*Work to do:* Render every entry exactly as it appears.

*Stored items from a collection:*
==============================

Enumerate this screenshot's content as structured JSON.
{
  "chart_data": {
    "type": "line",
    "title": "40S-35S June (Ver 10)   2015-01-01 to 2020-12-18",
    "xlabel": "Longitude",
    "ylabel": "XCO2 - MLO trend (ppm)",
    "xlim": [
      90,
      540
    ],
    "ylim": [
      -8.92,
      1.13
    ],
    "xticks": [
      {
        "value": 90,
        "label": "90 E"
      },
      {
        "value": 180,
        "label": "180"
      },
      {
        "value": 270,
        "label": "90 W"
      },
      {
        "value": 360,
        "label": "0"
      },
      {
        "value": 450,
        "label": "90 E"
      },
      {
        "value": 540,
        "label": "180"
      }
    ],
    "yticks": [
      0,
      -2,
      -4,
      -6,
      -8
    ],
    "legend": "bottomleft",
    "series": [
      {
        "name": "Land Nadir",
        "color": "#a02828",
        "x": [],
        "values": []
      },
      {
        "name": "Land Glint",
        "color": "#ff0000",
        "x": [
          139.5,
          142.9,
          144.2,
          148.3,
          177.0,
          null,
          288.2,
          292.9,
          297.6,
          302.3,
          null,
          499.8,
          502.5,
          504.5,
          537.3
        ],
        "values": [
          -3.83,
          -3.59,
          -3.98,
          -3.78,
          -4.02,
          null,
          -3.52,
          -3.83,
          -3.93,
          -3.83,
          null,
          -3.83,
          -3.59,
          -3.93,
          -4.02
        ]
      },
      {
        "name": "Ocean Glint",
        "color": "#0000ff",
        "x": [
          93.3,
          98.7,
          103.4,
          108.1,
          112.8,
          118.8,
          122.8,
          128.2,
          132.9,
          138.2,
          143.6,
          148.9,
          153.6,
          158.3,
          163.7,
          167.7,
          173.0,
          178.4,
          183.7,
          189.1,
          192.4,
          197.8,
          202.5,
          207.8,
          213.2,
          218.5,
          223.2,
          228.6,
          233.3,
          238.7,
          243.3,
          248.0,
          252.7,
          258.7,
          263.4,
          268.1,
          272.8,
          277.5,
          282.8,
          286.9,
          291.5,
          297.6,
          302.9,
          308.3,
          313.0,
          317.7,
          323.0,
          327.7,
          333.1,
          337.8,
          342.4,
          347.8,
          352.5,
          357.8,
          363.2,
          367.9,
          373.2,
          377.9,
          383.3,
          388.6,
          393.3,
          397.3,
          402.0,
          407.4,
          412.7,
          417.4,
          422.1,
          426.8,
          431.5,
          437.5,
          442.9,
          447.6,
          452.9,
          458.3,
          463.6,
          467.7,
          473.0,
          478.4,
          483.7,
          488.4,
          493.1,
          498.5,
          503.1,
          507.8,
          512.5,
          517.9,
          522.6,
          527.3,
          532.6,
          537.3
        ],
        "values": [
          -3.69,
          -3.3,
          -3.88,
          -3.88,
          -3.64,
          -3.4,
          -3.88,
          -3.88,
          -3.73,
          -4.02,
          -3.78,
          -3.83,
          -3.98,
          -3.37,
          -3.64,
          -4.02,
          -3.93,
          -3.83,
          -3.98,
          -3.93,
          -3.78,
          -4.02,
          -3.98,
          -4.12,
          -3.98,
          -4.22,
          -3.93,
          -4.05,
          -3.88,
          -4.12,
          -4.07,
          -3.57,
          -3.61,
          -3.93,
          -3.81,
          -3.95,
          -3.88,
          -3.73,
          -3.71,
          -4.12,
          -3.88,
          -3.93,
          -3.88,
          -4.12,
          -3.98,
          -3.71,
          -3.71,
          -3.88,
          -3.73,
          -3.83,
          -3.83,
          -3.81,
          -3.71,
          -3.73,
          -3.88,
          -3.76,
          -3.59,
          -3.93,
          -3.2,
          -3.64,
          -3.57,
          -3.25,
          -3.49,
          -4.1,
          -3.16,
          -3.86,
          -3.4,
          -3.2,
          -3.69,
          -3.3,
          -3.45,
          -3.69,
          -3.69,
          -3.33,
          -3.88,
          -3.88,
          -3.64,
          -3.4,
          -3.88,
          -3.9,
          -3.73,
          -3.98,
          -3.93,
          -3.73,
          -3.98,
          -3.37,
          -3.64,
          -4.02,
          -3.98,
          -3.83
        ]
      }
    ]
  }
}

==============================

*Solved problem:*
Enumerate this screenshot's content as structured JSON.
{
  "chart_data": {
    "type": "line",
    "title": "40S-35S June (Ver 10)   2015-01-01 to 2020-12-18",
    "xlabel": "Longitude",
    "ylabel": "XCO2 - MLO trend (ppm)",
    "xlim": [
      90,
      540
    ],
    "ylim": [
      -8.92,
      1.13
    ],
    "xticks": [
      {
        "value": 90,
        "label": "90 E"
      },
      {
        "value": 180,
        "label": "180"
      },
      {
        "value": 270,
        "label": "90 W"
      },
      {
        "value": 360,
        "label": "0"
      },
      {
        "value": 450,
        "label": "90 E"
      },
      {
        "value": 540,
        "label": "180"
      }
    ],
    "yticks": [
      0,
      -2,
      -4,
      -6,
      -8
    ],
    "legend": "bottomleft",
    "series": [
      {
        "name": "Land Nadir",
        "color": "#a02828",
        "x": [],
        "values": []
      },
      {
        "name": "Land Glint",
        "color": "#ff0000",
        "x": [
          139.5,
          142.9,
          144.2,
          148.3,
          177.0,
          null,
          288.2,
          292.9,
          297.6,
          302.3,
          null,
          499.8,
          502.5,
          504.5,
          537.3
        ],
        "values": [
          -3.83,
          -3.59,
          -3.98,
          -3.78,
          -4.02,
          null,
          -3.52,
          -3.83,
          -3.93,
          -3.83,
          null,
          -3.83,
          -3.59,
          -3.93,
          -4.02
        ]
      },
      {
        "name": "Ocean Glint",
        "color": "#0000ff",
        "x": [
          93.3,
          98.7,
          103.4,
          108.1,
          112.8,
          118.8,
          122.8,
          128.2,
          132.9,
          138.2,
          143.6,
          148.9,
          153.6,
          158.3,
          163.7,
          167.7,
          173.0,
          178.4,
          183.7,
          189.1,
          192.4,
          197.8,
          202.5,
          207.8,
          213.2,
          218.5,
          223.2,
          228.6,
          233.3,
          238.7,
          243.3,
          248.0,
          252.7,
          258.7,
          263.4,
          268.1,
          272.8,
          277.5,
          282.8,
          286.9,
          291.5,
          297.6,
          302.9,
          308.3,
          313.0,
          317.7,
          323.0,
          327.7,
          333.1,
          337.8,
          342.4,
          347.8,
          352.5,
          357.8,
          363.2,
          367.9,
          373.2,
          377.9,
          383.3,
          388.6,
          393.3,
          397.3,
          402.0,
          407.4,
          412.7,
          417.4,
          422.1,
          426.8,
          431.5,
          437.5,
          442.9,
          447.6,
          452.9,
          458.3,
          463.6,
          467.7,
          473.0,
          478.4,
          483.7,
          488.4,
          493.1,
          498.5,
          503.1,
          507.8,
          512.5,
          517.9,
          522.6,
          527.3,
          532.6,
          537.3
        ],
        "values": [
          -3.69,
          -3.3,
          -3.88,
          -3.88,
          -3.64,
          -3.4,
          -3.88,
          -3.88,
          -3.73,
          -4.02,
          -3.78,
          -3.83,
          -3.98,
          -3.37,
          -3.64,
          -4.02,
          -3.93,
          -3.83,
          -3.98,
          -3.93,
          -3.78,
          -4.02,
          -3.98,
          -4.12,
          -3.98,
          -4.22,
          -3.93,
          -4.05,
          -3.88,
          -4.12,
          -4.07,
          -3.57,
          -3.61,
          -3.93,
          -3.81,
          -3.95,
          -3.88,
          -3.73,
          -3.71,
          -4.12,
          -3.88,
          -3.93,
          -3.88,
          -4.12,
          -3.98,
          -3.71,
          -3.71,
          -3.88,
          -3.73,
          -3.83,
          -3.83,
          -3.81,
          -3.71,
          -3.73,
          -3.88,
          -3.76,
          -3.59,
          -3.93,
          -3.2,
          -3.64,
          -3.57,
          -3.25,
          -3.49,
          -4.1,
          -3.16,
          -3.86,
          -3.4,
          -3.2,
          -3.69,
          -3.3,
          -3.45,
          -3.69,
          -3.69,
          -3.33,
          -3.88,
          -3.88,
          -3.64,
          -3.4,
          -3.88,
          -3.9,
          -3.73,
          -3.98,
          -3.93,
          -3.73,
          -3.98,
          -3.37,
          -3.64,
          -4.02,
          -3.98,
          -3.83
        ]
      }
    ]
  }
}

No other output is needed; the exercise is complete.